Short problem
Select each line where the word "JSON" appears.

Exercise input
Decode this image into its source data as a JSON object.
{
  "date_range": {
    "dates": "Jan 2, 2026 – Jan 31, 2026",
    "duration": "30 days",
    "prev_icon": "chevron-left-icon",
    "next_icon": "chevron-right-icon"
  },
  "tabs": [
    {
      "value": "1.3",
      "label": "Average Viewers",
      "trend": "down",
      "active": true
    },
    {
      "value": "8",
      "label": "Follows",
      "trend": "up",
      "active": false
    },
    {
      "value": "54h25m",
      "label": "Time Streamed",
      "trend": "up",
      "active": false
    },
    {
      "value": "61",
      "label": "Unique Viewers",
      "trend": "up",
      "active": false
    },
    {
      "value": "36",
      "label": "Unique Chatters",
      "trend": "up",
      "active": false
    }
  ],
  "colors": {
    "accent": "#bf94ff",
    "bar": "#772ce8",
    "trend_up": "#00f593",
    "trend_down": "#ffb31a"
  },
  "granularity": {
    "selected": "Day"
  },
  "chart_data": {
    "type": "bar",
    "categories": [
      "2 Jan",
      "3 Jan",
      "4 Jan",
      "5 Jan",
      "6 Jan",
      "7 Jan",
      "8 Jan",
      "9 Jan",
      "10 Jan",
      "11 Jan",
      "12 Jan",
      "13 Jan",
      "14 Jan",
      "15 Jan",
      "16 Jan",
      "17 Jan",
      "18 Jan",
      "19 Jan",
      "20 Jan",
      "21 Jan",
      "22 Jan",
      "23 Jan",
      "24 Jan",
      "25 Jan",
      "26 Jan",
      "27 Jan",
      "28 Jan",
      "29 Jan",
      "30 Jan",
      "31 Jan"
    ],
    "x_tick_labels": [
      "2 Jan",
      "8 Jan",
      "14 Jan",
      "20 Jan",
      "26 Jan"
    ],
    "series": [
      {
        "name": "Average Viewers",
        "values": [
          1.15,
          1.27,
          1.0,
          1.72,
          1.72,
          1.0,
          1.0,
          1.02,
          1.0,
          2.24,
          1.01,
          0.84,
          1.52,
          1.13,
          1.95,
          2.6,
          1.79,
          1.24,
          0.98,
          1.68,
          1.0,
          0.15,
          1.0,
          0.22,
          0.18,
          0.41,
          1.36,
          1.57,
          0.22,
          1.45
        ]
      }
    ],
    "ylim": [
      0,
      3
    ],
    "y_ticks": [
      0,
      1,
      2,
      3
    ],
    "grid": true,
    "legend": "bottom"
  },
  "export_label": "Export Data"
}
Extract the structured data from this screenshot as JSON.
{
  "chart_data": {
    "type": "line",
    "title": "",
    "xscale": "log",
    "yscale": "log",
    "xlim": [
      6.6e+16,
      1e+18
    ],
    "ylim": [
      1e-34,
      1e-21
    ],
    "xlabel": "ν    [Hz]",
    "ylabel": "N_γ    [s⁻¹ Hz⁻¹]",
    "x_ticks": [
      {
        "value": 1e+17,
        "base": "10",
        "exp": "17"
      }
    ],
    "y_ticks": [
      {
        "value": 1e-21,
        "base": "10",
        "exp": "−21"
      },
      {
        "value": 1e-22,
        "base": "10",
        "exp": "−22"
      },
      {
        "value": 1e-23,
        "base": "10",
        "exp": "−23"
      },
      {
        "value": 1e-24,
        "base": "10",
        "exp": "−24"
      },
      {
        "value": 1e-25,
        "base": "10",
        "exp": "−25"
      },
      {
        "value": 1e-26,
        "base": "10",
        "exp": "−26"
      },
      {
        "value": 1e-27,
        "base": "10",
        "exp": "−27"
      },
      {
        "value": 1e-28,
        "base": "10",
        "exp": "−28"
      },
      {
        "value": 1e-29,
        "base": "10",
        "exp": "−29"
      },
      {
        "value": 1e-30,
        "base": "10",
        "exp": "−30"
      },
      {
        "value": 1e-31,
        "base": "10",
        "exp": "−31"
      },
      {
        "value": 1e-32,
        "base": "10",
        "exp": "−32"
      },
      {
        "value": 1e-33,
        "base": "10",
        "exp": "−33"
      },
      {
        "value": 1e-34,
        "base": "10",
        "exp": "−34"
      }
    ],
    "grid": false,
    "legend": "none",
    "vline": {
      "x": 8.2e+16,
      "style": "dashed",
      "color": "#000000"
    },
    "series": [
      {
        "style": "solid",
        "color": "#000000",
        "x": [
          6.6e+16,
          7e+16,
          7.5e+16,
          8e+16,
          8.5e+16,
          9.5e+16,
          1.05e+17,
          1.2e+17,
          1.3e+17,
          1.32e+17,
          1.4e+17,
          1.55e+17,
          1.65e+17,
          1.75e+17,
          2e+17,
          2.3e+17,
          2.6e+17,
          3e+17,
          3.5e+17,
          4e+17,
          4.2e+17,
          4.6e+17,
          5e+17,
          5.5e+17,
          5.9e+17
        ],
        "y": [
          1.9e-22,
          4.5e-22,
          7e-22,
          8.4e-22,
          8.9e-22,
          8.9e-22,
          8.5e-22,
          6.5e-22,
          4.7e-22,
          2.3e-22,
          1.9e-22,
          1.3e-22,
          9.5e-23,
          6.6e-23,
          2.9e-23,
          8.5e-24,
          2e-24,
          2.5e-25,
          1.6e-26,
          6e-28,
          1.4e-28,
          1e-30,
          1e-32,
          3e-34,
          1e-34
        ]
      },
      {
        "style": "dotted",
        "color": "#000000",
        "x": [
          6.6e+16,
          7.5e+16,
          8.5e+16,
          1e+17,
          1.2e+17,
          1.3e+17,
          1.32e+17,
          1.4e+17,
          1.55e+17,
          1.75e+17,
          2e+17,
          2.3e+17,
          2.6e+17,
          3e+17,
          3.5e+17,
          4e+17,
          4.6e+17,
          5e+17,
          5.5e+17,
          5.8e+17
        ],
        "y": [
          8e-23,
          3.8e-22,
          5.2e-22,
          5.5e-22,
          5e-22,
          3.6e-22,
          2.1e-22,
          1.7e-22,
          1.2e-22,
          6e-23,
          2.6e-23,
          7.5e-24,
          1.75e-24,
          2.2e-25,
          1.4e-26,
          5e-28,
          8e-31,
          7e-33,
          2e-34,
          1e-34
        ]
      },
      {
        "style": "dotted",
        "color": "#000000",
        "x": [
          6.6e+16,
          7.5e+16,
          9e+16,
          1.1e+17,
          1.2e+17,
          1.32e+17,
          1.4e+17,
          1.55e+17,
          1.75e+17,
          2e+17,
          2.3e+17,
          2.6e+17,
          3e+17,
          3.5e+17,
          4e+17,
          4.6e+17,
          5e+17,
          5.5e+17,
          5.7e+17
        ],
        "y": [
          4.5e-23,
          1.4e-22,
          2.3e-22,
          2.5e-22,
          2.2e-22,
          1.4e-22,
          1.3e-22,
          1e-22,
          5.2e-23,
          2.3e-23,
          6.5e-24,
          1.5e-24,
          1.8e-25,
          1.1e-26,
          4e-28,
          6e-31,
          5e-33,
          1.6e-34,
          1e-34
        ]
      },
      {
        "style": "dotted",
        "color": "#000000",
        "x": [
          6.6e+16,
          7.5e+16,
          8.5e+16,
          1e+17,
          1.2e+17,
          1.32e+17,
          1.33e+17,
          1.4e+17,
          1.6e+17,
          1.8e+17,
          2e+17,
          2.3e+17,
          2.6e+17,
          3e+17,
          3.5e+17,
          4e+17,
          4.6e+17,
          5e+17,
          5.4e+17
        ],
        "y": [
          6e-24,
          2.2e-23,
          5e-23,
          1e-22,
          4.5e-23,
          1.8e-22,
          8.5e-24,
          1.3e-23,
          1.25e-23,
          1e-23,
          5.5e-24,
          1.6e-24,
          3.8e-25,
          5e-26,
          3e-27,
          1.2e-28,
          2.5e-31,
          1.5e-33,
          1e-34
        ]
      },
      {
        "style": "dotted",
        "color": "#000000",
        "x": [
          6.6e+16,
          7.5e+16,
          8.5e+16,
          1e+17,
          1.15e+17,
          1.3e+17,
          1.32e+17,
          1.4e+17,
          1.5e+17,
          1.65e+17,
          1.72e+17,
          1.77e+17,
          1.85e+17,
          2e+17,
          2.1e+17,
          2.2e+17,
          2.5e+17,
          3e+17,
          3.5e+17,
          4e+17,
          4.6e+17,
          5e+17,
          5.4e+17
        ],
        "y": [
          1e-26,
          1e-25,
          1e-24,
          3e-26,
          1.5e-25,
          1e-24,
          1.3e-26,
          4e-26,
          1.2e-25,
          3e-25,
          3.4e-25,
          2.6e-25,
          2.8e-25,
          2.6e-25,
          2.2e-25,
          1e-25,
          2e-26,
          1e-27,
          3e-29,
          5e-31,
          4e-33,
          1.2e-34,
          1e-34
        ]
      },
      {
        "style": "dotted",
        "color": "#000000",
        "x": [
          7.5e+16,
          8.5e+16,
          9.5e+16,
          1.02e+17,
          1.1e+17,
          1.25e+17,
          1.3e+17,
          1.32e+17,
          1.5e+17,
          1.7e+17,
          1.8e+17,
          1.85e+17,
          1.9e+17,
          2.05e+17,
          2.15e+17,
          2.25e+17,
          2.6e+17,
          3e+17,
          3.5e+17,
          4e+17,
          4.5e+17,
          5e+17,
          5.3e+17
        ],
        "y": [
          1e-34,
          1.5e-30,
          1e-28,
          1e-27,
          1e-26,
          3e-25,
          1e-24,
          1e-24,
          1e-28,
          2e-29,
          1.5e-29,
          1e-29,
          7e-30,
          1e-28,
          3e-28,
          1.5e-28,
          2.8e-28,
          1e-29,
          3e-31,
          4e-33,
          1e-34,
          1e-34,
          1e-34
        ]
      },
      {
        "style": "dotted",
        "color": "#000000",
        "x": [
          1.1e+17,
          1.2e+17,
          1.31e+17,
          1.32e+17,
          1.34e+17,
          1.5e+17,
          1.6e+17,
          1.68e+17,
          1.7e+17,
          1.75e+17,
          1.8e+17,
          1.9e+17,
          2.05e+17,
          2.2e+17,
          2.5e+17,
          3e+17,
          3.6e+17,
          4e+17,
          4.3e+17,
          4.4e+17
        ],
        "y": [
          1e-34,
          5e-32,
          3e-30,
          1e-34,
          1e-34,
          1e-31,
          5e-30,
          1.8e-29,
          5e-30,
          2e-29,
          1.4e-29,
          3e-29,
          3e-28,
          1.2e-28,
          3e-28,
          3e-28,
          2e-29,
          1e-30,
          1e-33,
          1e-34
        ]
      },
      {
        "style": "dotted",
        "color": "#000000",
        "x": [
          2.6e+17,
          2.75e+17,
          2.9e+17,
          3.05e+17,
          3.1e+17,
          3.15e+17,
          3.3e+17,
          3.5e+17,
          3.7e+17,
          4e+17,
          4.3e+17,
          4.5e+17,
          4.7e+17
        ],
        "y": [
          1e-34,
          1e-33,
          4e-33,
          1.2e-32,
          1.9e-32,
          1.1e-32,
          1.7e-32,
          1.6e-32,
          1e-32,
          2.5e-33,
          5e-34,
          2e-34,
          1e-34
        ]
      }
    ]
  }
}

Solution for this task
Decode this image into its source data as a JSON object.
Extract the structured data from this screenshot as JSON.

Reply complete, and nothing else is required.